* [WHAT IS BEING ASKED]:
Extract the whole listing as it stands. Do not include the pictures.

+++ THE RECORDS +++

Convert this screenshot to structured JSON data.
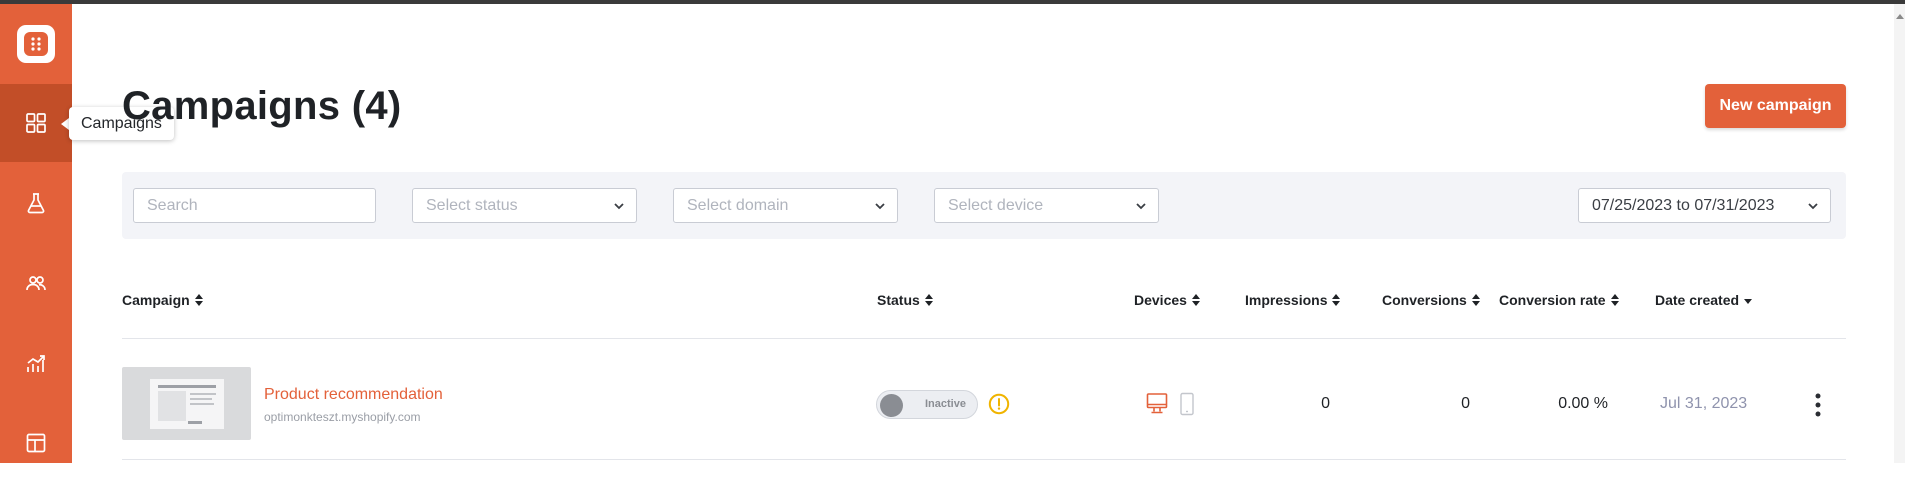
{
  "page": {
    "title": "Campaigns (4)",
    "new_campaign_label": "New campaign"
  },
  "sidebar": {
    "tooltip": "Campaigns",
    "items": [
      {
        "icon": "grid-icon",
        "active": true
      },
      {
        "icon": "flask-icon",
        "active": false
      },
      {
        "icon": "users-icon",
        "active": false
      },
      {
        "icon": "analytics-icon",
        "active": false
      },
      {
        "icon": "layout-icon",
        "active": false
      }
    ]
  },
  "filters": {
    "search_placeholder": "Search",
    "status_placeholder": "Select status",
    "domain_placeholder": "Select domain",
    "device_placeholder": "Select device",
    "date_range": "07/25/2023 to 07/31/2023"
  },
  "table": {
    "columns": {
      "campaign": "Campaign",
      "status": "Status",
      "devices": "Devices",
      "impressions": "Impressions",
      "conversions": "Conversions",
      "conversion_rate": "Conversion rate",
      "date_created": "Date created"
    },
    "rows": [
      {
        "name": "Product recommendation",
        "domain": "optimonkteszt.myshopify.com",
        "status": "Inactive",
        "impressions": "0",
        "conversions": "0",
        "conversion_rate": "0.00 %",
        "date_created": "Jul 31, 2023"
      }
    ]
  },
  "colors": {
    "accent": "#e3613a",
    "sidebar_active": "#c24e28",
    "warning": "#f0b400"
  }
}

+++

* [ANSWER TO THIS TASK]:
Convert this screenshot to structured JSON data.
{
  "page": {
    "title": "Campaigns (4)",
    "new_campaign_label": "New campaign"
  },
  "sidebar": {
    "tooltip": "Campaigns",
    "items": [
      {
        "icon": "grid-icon",
        "active": true
      },
      {
        "icon": "flask-icon",
        "active": false
      },
      {
        "icon": "users-icon",
        "active": false
      },
      {
        "icon": "analytics-icon",
        "active": false
      },
      {
        "icon": "layout-icon",
        "active": false
      }
    ]
  },
  "filters": {
    "search_placeholder": "Search",
    "status_placeholder": "Select status",
    "domain_placeholder": "Select domain",
    "device_placeholder": "Select device",
    "date_range": "07/25/2023 to 07/31/2023"
  },
  "table": {
    "columns": {
      "campaign": "Campaign",
      "status": "Status",
      "devices": "Devices",
      "impressions": "Impressions",
      "conversions": "Conversions",
      "conversion_rate": "Conversion rate",
      "date_created": "Date created"
    },
    "rows": [
      {
        "name": "Product recommendation",
        "domain": "optimonkteszt.myshopify.com",
        "status": "Inactive",
        "impressions": "0",
        "conversions": "0",
        "conversion_rate": "0.00 %",
        "date_created": "Jul 31, 2023"
      }
    ]
  },
  "colors": {
    "accent": "#e3613a",
    "sidebar_active": "#c24e28",
    "warning": "#f0b400"
  }
}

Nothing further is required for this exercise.